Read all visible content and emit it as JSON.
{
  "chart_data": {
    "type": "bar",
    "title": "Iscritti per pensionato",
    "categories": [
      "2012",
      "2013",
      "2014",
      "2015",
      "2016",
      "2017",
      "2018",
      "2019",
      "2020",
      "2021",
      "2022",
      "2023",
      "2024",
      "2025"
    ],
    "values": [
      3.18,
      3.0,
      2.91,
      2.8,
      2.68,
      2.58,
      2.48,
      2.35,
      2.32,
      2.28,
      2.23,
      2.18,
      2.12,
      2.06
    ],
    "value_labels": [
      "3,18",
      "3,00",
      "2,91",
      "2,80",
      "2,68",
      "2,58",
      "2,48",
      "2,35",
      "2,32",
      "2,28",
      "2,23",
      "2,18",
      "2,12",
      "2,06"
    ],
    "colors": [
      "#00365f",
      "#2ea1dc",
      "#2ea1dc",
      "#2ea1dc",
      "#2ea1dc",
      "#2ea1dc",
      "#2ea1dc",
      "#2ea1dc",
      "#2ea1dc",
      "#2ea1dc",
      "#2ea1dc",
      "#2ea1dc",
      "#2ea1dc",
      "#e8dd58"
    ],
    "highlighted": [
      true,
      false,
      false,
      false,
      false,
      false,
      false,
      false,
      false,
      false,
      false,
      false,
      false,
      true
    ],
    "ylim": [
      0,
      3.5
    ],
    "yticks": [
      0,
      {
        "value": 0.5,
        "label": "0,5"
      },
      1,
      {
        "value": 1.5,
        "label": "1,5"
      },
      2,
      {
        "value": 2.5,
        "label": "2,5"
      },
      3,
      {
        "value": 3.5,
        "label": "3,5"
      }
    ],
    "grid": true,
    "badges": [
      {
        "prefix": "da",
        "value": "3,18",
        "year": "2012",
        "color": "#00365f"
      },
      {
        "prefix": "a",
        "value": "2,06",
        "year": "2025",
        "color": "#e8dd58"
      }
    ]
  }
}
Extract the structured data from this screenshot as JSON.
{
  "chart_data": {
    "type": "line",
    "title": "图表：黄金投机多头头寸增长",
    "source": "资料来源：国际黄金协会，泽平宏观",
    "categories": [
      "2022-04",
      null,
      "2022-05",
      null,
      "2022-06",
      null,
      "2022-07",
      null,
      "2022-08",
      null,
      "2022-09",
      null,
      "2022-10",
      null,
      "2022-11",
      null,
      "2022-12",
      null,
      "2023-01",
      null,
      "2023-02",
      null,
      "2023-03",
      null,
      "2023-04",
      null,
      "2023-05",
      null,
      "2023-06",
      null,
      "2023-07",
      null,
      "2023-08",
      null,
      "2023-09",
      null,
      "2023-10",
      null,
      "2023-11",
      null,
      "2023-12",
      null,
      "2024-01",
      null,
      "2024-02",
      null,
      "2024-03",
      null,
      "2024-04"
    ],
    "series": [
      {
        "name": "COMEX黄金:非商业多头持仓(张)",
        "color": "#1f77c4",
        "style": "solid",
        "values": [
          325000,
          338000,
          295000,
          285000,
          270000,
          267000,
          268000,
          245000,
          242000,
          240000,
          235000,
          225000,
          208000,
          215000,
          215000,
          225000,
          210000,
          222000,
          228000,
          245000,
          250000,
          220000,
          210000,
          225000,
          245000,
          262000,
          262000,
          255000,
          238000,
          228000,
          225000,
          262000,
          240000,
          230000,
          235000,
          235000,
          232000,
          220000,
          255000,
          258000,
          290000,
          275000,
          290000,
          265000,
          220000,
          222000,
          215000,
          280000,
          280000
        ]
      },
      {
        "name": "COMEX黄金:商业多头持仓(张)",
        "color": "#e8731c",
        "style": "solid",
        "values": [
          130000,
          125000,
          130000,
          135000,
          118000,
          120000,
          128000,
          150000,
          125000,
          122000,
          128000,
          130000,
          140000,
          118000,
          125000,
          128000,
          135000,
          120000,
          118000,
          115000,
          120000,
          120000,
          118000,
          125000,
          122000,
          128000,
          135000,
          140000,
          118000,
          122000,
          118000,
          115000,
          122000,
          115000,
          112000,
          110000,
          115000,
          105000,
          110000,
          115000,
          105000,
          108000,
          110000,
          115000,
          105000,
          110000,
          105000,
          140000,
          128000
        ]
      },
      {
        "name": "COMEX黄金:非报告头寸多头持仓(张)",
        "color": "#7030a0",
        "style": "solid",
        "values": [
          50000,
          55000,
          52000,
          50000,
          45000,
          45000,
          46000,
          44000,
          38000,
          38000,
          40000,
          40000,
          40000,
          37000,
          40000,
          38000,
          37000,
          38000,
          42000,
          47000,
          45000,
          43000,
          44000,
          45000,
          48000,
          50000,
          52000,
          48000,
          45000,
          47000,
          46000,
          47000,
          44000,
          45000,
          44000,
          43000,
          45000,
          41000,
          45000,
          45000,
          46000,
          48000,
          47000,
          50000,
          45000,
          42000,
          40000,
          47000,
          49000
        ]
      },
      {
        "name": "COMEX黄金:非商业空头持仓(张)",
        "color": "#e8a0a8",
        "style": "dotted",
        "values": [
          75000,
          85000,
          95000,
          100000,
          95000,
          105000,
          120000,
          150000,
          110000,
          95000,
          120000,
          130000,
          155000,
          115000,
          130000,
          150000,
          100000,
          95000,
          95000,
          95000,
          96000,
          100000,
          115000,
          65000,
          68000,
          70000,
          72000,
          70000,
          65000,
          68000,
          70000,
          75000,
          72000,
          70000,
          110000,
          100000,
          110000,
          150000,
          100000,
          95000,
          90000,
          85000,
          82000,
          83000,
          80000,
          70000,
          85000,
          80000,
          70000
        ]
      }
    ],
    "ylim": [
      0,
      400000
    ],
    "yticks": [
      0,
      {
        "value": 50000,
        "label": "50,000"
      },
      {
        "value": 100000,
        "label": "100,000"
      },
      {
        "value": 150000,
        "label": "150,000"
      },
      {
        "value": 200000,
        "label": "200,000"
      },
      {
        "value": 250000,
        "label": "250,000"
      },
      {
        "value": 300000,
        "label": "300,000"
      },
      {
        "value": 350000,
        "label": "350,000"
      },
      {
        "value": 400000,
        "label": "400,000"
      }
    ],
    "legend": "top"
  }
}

*****

◆ Task to carry out: Extract every entry in the listing word for word.

◆ Correct answer:
Read all visible content and emit it as JSON.
{
  "chart_data": {
    "type": "bar",
    "title": "Iscritti per pensionato",
    "categories": [
      "2012",
      "2013",
      "2014",
      "2015",
      "2016",
      "2017",
      "2018",
      "2019",
      "2020",
      "2021",
      "2022",
      "2023",
      "2024",
      "2025"
    ],
    "values": [
      3.18,
      3.0,
      2.91,
      2.8,
      2.68,
      2.58,
      2.48,
      2.35,
      2.32,
      2.28,
      2.23,
      2.18,
      2.12,
      2.06
    ],
    "value_labels": [
      "3,18",
      "3,00",
      "2,91",
      "2,80",
      "2,68",
      "2,58",
      "2,48",
      "2,35",
      "2,32",
      "2,28",
      "2,23",
      "2,18",
      "2,12",
      "2,06"
    ],
    "colors": [
      "#00365f",
      "#2ea1dc",
      "#2ea1dc",
      "#2ea1dc",
      "#2ea1dc",
      "#2ea1dc",
      "#2ea1dc",
      "#2ea1dc",
      "#2ea1dc",
      "#2ea1dc",
      "#2ea1dc",
      "#2ea1dc",
      "#2ea1dc",
      "#e8dd58"
    ],
    "highlighted": [
      true,
      false,
      false,
      false,
      false,
      false,
      false,
      false,
      false,
      false,
      false,
      false,
      false,
      true
    ],
    "ylim": [
      0,
      3.5
    ],
    "yticks": [
      0,
      {
        "value": 0.5,
        "label": "0,5"
      },
      1,
      {
        "value": 1.5,
        "label": "1,5"
      },
      2,
      {
        "value": 2.5,
        "label": "2,5"
      },
      3,
      {
        "value": 3.5,
        "label": "3,5"
      }
    ],
    "grid": true,
    "badges": [
      {
        "prefix": "da",
        "value": "3,18",
        "year": "2012",
        "color": "#00365f"
      },
      {
        "prefix": "a",
        "value": "2,06",
        "year": "2025",
        "color": "#e8dd58"
      }
    ]
  }
}
Extract the structured data from this screenshot as JSON.
{
  "chart_data": {
    "type": "line",
    "title": "图表：黄金投机多头头寸增长",
    "source": "资料来源：国际黄金协会，泽平宏观",
    "categories": [
      "2022-04",
      null,
      "2022-05",
      null,
      "2022-06",
      null,
      "2022-07",
      null,
      "2022-08",
      null,
      "2022-09",
      null,
      "2022-10",
      null,
      "2022-11",
      null,
      "2022-12",
      null,
      "2023-01",
      null,
      "2023-02",
      null,
      "2023-03",
      null,
      "2023-04",
      null,
      "2023-05",
      null,
      "2023-06",
      null,
      "2023-07",
      null,
      "2023-08",
      null,
      "2023-09",
      null,
      "2023-10",
      null,
      "2023-11",
      null,
      "2023-12",
      null,
      "2024-01",
      null,
      "2024-02",
      null,
      "2024-03",
      null,
      "2024-04"
    ],
    "series": [
      {
        "name": "COMEX黄金:非商业多头持仓(张)",
        "color": "#1f77c4",
        "style": "solid",
        "values": [
          325000,
          338000,
          295000,
          285000,
          270000,
          267000,
          268000,
          245000,
          242000,
          240000,
          235000,
          225000,
          208000,
          215000,
          215000,
          225000,
          210000,
          222000,
          228000,
          245000,
          250000,
          220000,
          210000,
          225000,
          245000,
          262000,
          262000,
          255000,
          238000,
          228000,
          225000,
          262000,
          240000,
          230000,
          235000,
          235000,
          232000,
          220000,
          255000,
          258000,
          290000,
          275000,
          290000,
          265000,
          220000,
          222000,
          215000,
          280000,
          280000
        ]
      },
      {
        "name": "COMEX黄金:商业多头持仓(张)",
        "color": "#e8731c",
        "style": "solid",
        "values": [
          130000,
          125000,
          130000,
          135000,
          118000,
          120000,
          128000,
          150000,
          125000,
          122000,
          128000,
          130000,
          140000,
          118000,
          125000,
          128000,
          135000,
          120000,
          118000,
          115000,
          120000,
          120000,
          118000,
          125000,
          122000,
          128000,
          135000,
          140000,
          118000,
          122000,
          118000,
          115000,
          122000,
          115000,
          112000,
          110000,
          115000,
          105000,
          110000,
          115000,
          105000,
          108000,
          110000,
          115000,
          105000,
          110000,
          105000,
          140000,
          128000
        ]
      },
      {
        "name": "COMEX黄金:非报告头寸多头持仓(张)",
        "color": "#7030a0",
        "style": "solid",
        "values": [
          50000,
          55000,
          52000,
          50000,
          45000,
          45000,
          46000,
          44000,
          38000,
          38000,
          40000,
          40000,
          40000,
          37000,
          40000,
          38000,
          37000,
          38000,
          42000,
          47000,
          45000,
          43000,
          44000,
          45000,
          48000,
          50000,
          52000,
          48000,
          45000,
          47000,
          46000,
          47000,
          44000,
          45000,
          44000,
          43000,
          45000,
          41000,
          45000,
          45000,
          46000,
          48000,
          47000,
          50000,
          45000,
          42000,
          40000,
          47000,
          49000
        ]
      },
      {
        "name": "COMEX黄金:非商业空头持仓(张)",
        "color": "#e8a0a8",
        "style": "dotted",
        "values": [
          75000,
          85000,
          95000,
          100000,
          95000,
          105000,
          120000,
          150000,
          110000,
          95000,
          120000,
          130000,
          155000,
          115000,
          130000,
          150000,
          100000,
          95000,
          95000,
          95000,
          96000,
          100000,
          115000,
          65000,
          68000,
          70000,
          72000,
          70000,
          65000,
          68000,
          70000,
          75000,
          72000,
          70000,
          110000,
          100000,
          110000,
          150000,
          100000,
          95000,
          90000,
          85000,
          82000,
          83000,
          80000,
          70000,
          85000,
          80000,
          70000
        ]
      }
    ],
    "ylim": [
      0,
      400000
    ],
    "yticks": [
      0,
      {
        "value": 50000,
        "label": "50,000"
      },
      {
        "value": 100000,
        "label": "100,000"
      },
      {
        "value": 150000,
        "label": "150,000"
      },
      {
        "value": 200000,
        "label": "200,000"
      },
      {
        "value": 250000,
        "label": "250,000"
      },
      {
        "value": 300000,
        "label": "300,000"
      },
      {
        "value": 350000,
        "label": "350,000"
      },
      {
        "value": 400000,
        "label": "400,000"
      }
    ],
    "legend": "top"
  }
}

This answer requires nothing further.